§ **WRITTEN INSTRUCTION**:
Wherever the string "Κέρδη" appears in a line, extract that line.

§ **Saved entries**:
= = = = = = =

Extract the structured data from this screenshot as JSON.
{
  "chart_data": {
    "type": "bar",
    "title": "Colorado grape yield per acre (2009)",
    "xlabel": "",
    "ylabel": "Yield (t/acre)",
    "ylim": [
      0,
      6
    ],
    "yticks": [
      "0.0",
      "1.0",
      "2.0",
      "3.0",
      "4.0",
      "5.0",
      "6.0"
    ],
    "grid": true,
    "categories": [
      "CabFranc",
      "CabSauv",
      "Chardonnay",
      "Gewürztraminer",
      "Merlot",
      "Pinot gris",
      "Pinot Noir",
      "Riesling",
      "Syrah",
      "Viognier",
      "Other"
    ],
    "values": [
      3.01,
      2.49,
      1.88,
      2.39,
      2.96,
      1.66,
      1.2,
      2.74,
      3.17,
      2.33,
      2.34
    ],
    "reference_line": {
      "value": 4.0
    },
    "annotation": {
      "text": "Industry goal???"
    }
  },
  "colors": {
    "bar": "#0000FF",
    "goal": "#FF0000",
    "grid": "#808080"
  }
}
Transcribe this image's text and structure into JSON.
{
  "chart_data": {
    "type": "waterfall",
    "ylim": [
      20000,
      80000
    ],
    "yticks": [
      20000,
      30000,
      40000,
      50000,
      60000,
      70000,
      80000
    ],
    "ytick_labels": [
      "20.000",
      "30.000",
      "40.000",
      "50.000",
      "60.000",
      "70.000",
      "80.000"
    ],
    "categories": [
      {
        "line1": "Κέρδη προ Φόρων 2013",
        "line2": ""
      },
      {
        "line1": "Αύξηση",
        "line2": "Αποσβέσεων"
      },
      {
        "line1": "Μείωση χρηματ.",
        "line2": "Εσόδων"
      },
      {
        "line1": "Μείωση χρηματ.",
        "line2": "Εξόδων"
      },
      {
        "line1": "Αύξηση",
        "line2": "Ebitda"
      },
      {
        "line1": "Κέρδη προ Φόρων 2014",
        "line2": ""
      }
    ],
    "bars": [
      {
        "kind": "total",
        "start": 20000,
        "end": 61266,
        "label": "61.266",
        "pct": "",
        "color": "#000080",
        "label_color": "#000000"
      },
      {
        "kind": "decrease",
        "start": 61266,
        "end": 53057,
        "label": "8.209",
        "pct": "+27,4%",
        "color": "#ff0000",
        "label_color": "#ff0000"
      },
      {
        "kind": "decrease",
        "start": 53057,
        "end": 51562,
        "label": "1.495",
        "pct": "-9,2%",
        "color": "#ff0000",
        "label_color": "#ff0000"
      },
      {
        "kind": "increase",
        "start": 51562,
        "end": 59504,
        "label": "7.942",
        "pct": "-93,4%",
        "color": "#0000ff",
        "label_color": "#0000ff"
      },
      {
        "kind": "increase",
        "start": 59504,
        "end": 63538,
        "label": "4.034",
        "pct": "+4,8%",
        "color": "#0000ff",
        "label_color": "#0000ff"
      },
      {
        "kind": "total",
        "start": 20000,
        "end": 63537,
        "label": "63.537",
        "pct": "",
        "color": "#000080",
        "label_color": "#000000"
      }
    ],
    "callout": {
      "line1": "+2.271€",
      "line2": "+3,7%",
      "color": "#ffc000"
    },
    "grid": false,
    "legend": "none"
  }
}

= = = = = = =

§ **THE OUTPUT**:
        "line1": "Κέρδη προ Φόρων 2013",
        "line1": "Κέρδη προ Φόρων 2014",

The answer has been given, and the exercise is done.